» AIM: Return every line of the data below that includes the string "Prova".
┏━━
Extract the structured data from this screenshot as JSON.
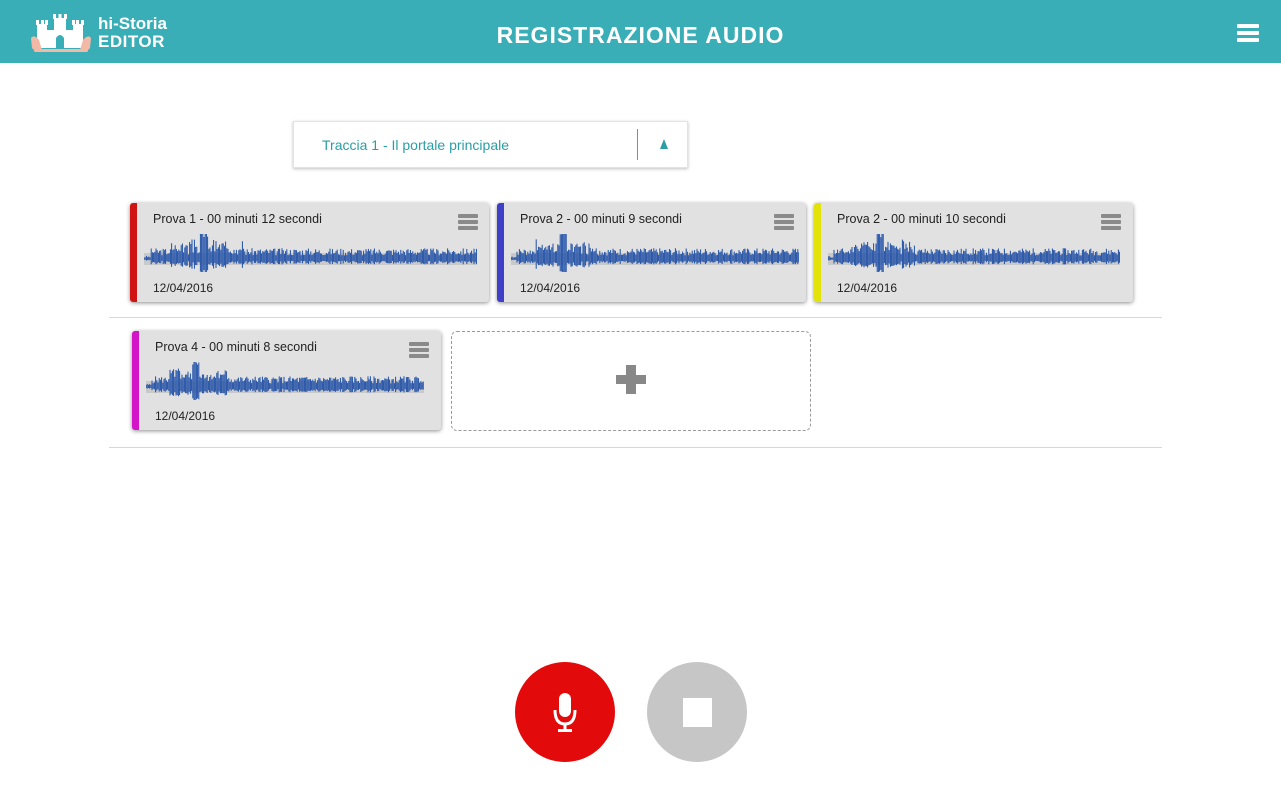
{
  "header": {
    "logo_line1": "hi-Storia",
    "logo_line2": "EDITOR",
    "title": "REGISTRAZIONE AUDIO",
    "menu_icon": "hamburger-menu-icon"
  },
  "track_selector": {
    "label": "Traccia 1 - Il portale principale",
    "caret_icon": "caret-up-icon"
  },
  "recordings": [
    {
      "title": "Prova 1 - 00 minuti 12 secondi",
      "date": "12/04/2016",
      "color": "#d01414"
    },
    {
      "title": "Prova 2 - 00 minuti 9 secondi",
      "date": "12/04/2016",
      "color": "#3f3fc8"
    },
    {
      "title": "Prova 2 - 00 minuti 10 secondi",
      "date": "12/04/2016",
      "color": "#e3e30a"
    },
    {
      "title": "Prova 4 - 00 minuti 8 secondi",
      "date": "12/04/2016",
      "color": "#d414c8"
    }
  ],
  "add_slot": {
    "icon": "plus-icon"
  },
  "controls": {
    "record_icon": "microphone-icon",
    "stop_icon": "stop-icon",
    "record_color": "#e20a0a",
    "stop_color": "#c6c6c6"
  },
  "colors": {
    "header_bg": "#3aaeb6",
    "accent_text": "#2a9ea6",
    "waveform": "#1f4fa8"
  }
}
┗━━
┏━━
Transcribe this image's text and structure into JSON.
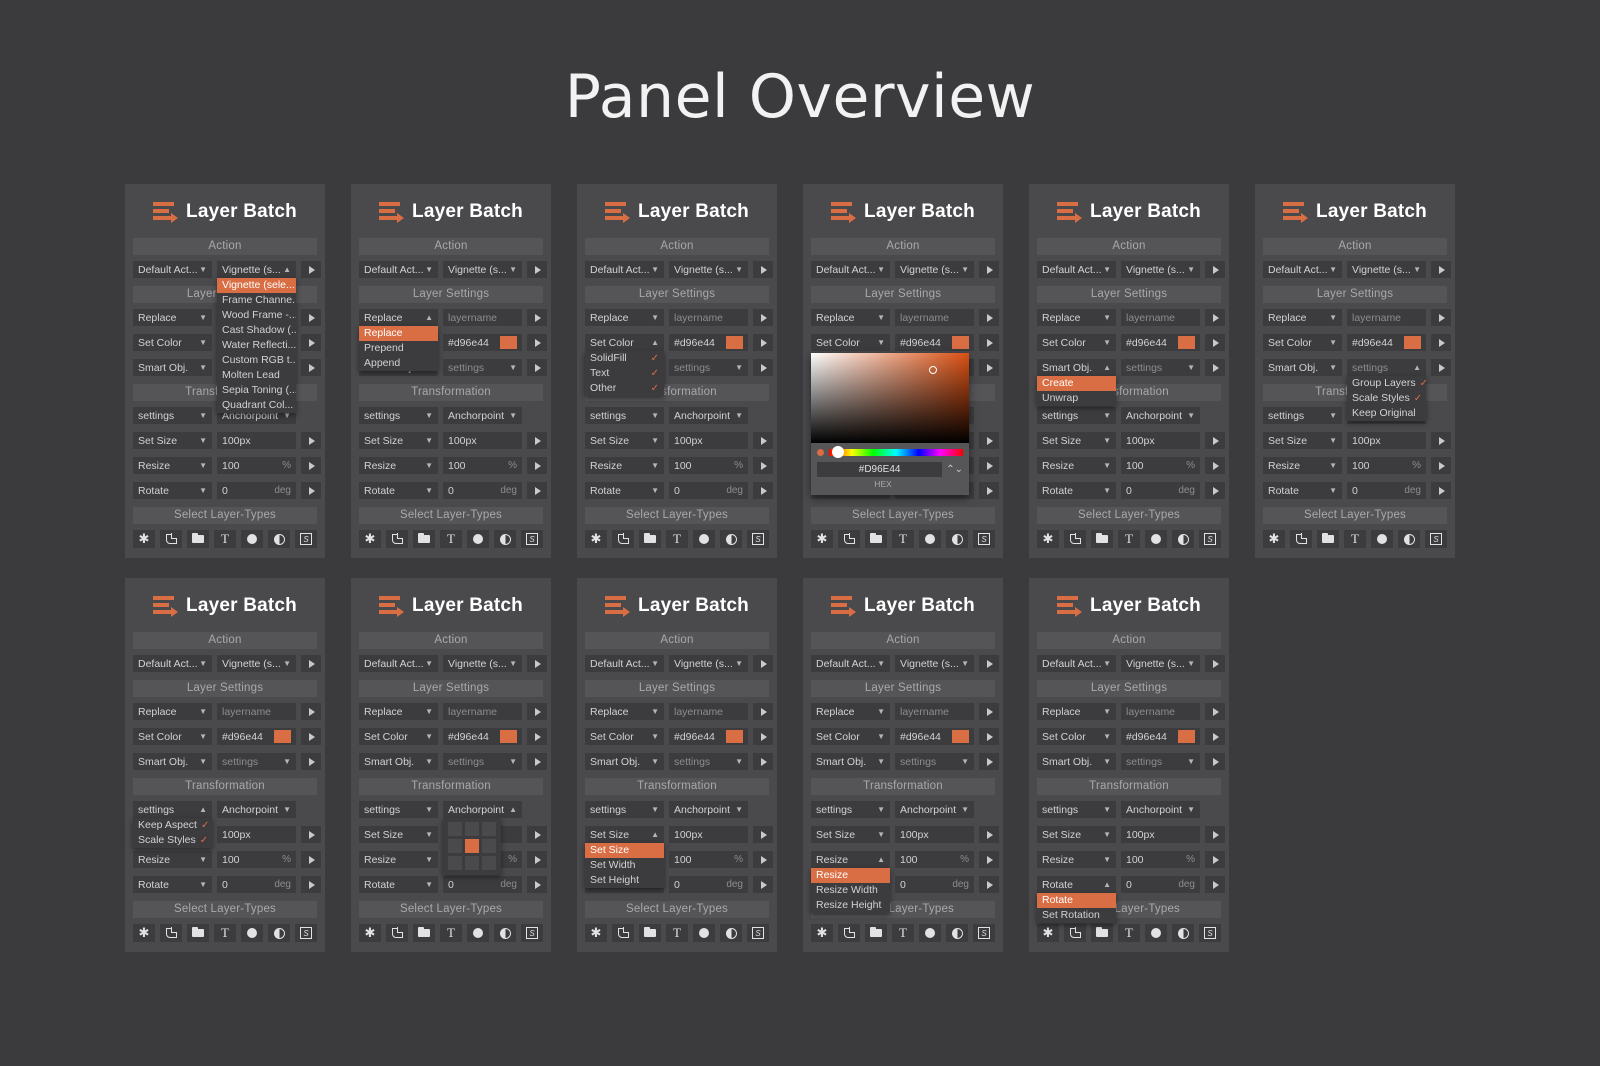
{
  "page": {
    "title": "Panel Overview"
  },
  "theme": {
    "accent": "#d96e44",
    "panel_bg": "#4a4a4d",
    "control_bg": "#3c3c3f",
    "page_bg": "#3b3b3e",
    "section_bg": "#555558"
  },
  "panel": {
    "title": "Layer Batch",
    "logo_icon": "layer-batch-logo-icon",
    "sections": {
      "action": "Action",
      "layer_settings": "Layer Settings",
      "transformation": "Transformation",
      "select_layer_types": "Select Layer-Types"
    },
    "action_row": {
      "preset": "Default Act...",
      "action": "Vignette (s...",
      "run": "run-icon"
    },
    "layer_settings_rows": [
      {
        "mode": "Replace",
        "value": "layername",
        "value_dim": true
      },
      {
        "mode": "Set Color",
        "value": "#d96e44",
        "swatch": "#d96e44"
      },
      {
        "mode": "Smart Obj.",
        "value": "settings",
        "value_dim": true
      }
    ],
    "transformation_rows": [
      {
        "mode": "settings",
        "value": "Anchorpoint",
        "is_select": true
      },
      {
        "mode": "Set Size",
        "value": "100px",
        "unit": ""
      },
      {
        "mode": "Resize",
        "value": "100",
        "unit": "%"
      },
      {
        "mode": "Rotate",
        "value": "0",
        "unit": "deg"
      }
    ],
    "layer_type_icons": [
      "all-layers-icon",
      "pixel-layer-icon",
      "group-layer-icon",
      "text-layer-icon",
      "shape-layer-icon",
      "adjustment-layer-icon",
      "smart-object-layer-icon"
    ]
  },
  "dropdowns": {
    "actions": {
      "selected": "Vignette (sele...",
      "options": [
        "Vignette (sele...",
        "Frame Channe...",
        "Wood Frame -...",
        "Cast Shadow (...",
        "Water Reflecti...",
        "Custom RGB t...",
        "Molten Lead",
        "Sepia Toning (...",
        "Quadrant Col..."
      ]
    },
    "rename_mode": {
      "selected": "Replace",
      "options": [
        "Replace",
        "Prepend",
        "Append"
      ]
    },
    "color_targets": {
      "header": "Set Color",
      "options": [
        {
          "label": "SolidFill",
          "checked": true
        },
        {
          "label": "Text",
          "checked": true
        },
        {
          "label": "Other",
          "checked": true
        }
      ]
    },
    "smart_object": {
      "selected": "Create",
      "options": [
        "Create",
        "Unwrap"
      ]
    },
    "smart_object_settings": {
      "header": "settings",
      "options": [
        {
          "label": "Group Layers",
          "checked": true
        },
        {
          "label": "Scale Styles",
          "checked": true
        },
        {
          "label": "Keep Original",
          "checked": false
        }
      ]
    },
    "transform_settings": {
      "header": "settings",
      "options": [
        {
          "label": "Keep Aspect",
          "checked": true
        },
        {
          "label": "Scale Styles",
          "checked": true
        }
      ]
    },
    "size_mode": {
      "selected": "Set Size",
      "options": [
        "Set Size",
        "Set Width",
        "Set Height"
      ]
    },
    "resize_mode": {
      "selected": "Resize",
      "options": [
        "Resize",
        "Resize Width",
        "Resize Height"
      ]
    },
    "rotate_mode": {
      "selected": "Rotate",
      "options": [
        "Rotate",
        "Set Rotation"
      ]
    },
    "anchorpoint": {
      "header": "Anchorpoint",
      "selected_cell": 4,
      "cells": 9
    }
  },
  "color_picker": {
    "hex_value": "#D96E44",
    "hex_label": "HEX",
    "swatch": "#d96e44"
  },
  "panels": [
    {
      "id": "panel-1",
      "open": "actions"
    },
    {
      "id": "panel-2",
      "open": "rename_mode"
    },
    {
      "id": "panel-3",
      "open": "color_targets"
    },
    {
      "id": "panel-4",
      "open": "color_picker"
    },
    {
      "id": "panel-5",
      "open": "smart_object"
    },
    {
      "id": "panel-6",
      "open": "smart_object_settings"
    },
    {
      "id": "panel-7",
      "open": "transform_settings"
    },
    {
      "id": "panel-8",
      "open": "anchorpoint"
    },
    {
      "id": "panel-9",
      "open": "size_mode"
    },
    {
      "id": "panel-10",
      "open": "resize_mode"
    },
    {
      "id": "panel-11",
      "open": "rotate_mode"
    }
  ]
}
┗━━
» REPLY:
      "title": "Prova 1 - 00 minuti 12 secondi",
      "title": "Prova 2 - 00 minuti 9 secondi",
      "title": "Prova 2 - 00 minuti 10 secondi",
      "title": "Prova 4 - 00 minuti 8 secondi",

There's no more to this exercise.